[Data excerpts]
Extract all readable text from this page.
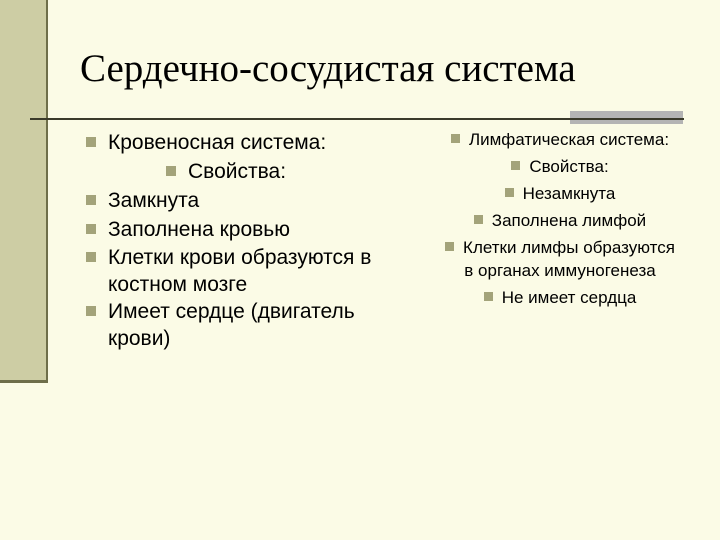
Сердечно-сосудистая система
Кровеносная система:
Свойства:
Замкнута
Заполнена кровью
Клетки крови образуются в костном мозге
Имеет сердце (двигатель крови)
Лимфатическая система:
Свойства:
Незамкнута
Заполнена лимфой
Клетки лимфы образуются в органах иммуногенеза
Не имеет сердца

### GOAL
Copy the entries exactly. Leave out the images.

### SOLUTION TO THE EXERCISE
Extract all readable text from this page.
Сердечно-сосудистая система
Кровеносная система:
Свойства:
Замкнута
Заполнена кровью
Клетки крови образуются в костном мозге
Имеет сердце (двигатель крови)
Лимфатическая система:
Свойства:
Незамкнута
Заполнена лимфой
Клетки лимфы образуются в органах иммуногенеза
Не имеет сердца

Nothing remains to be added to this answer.